[Data entries]
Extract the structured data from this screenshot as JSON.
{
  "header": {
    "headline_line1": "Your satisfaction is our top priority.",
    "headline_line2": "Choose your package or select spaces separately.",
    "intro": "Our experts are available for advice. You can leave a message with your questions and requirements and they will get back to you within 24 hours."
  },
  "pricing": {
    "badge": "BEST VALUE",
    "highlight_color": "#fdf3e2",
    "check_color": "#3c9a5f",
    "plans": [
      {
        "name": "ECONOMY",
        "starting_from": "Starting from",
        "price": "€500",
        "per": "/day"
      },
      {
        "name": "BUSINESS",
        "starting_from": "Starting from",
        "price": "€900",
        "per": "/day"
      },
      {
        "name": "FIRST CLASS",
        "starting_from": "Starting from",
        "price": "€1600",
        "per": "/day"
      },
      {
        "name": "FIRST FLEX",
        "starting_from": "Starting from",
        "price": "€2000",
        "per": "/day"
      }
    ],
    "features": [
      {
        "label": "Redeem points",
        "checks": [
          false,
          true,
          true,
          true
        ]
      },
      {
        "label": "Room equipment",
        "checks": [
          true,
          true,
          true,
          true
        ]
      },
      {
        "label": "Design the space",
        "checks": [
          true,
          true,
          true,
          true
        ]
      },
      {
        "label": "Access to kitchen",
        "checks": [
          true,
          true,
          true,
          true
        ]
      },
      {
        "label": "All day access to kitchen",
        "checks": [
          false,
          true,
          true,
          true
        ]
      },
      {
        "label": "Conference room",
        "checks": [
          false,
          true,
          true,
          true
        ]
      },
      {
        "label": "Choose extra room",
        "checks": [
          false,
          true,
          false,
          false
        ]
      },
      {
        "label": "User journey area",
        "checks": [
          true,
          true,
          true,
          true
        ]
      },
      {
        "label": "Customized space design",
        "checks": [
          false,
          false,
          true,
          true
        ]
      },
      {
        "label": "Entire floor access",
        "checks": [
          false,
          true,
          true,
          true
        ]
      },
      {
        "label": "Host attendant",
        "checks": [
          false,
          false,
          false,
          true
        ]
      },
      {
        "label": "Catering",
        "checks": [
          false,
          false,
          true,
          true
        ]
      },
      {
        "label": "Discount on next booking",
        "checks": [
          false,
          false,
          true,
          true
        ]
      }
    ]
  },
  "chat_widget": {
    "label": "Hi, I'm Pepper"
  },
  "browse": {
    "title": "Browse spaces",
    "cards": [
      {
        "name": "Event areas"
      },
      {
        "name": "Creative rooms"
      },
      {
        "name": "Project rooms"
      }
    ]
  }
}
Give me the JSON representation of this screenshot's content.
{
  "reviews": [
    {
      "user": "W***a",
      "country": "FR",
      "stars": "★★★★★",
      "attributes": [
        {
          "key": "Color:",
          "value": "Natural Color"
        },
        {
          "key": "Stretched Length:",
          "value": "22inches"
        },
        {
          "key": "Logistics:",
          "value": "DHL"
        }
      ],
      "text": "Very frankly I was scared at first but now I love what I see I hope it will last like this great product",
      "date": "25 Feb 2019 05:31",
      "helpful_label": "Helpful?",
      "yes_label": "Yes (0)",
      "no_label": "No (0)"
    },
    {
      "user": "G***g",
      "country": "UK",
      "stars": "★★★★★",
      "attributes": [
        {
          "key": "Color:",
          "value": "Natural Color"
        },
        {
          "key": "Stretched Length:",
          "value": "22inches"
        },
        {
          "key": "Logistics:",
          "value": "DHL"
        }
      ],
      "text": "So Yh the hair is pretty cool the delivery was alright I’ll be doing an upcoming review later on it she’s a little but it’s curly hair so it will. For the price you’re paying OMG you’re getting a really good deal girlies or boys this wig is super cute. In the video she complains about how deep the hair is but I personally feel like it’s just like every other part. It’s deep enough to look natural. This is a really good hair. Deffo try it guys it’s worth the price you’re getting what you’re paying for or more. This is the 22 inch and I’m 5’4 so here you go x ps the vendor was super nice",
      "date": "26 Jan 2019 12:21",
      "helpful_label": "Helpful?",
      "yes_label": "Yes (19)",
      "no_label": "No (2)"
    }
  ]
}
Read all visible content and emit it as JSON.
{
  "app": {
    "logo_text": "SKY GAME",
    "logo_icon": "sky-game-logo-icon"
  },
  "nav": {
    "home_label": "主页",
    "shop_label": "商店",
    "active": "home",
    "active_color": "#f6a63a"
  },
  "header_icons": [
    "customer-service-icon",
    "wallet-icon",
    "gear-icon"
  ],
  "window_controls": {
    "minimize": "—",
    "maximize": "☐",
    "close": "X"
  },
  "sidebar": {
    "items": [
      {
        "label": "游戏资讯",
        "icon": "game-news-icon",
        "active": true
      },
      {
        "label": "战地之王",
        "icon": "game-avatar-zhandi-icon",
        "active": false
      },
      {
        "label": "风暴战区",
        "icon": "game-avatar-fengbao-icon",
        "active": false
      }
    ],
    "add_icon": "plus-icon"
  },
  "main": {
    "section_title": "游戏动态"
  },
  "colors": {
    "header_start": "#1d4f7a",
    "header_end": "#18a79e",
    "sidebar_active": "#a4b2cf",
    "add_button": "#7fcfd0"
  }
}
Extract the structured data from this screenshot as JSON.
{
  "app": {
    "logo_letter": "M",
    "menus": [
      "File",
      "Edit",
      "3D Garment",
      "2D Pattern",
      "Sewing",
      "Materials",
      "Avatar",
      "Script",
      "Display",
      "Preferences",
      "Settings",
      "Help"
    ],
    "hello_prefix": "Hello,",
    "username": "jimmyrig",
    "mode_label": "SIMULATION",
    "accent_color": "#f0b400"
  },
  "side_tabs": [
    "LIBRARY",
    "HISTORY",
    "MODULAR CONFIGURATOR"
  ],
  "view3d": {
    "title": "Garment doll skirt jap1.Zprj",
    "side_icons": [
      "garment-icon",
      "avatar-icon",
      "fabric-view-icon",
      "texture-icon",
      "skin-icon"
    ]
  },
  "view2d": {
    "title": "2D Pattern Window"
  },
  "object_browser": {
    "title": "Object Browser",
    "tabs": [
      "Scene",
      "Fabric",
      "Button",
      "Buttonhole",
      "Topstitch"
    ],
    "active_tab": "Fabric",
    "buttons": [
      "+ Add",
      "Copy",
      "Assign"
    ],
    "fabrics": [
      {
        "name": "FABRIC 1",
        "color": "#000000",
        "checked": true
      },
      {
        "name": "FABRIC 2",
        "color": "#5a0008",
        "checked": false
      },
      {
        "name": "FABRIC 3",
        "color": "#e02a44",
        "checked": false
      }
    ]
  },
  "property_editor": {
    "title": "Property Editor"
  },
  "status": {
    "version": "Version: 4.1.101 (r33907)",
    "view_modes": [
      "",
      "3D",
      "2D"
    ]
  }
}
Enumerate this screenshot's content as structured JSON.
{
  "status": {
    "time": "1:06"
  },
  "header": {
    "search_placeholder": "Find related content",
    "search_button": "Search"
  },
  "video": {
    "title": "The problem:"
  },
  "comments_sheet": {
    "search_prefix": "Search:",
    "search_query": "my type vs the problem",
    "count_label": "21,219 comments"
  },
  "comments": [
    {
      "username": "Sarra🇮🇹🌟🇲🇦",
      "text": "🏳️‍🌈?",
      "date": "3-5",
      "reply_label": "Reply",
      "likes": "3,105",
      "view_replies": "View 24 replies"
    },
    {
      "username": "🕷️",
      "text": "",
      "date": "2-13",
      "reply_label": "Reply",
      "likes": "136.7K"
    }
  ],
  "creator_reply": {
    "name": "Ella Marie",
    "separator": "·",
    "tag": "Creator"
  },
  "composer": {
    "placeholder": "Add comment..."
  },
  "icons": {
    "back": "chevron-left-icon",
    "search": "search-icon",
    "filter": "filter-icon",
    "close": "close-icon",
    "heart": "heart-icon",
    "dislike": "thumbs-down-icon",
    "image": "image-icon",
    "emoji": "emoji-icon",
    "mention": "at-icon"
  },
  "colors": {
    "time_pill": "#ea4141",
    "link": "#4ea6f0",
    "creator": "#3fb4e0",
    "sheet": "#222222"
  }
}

■ Stated goal
Please extract exactly, and only, the lines from the line containing "Enumerate this screenshot's" through the last line of the records.

■ Written answer
Enumerate this screenshot's content as structured JSON.
{
  "status": {
    "time": "1:06"
  },
  "header": {
    "search_placeholder": "Find related content",
    "search_button": "Search"
  },
  "video": {
    "title": "The problem:"
  },
  "comments_sheet": {
    "search_prefix": "Search:",
    "search_query": "my type vs the problem",
    "count_label": "21,219 comments"
  },
  "comments": [
    {
      "username": "Sarra🇮🇹🌟🇲🇦",
      "text": "🏳️‍🌈?",
      "date": "3-5",
      "reply_label": "Reply",
      "likes": "3,105",
      "view_replies": "View 24 replies"
    },
    {
      "username": "🕷️",
      "text": "",
      "date": "2-13",
      "reply_label": "Reply",
      "likes": "136.7K"
    }
  ],
  "creator_reply": {
    "name": "Ella Marie",
    "separator": "·",
    "tag": "Creator"
  },
  "composer": {
    "placeholder": "Add comment..."
  },
  "icons": {
    "back": "chevron-left-icon",
    "search": "search-icon",
    "filter": "filter-icon",
    "close": "close-icon",
    "heart": "heart-icon",
    "dislike": "thumbs-down-icon",
    "image": "image-icon",
    "emoji": "emoji-icon",
    "mention": "at-icon"
  },
  "colors": {
    "time_pill": "#ea4141",
    "link": "#4ea6f0",
    "creator": "#3fb4e0",
    "sheet": "#222222"
  }
}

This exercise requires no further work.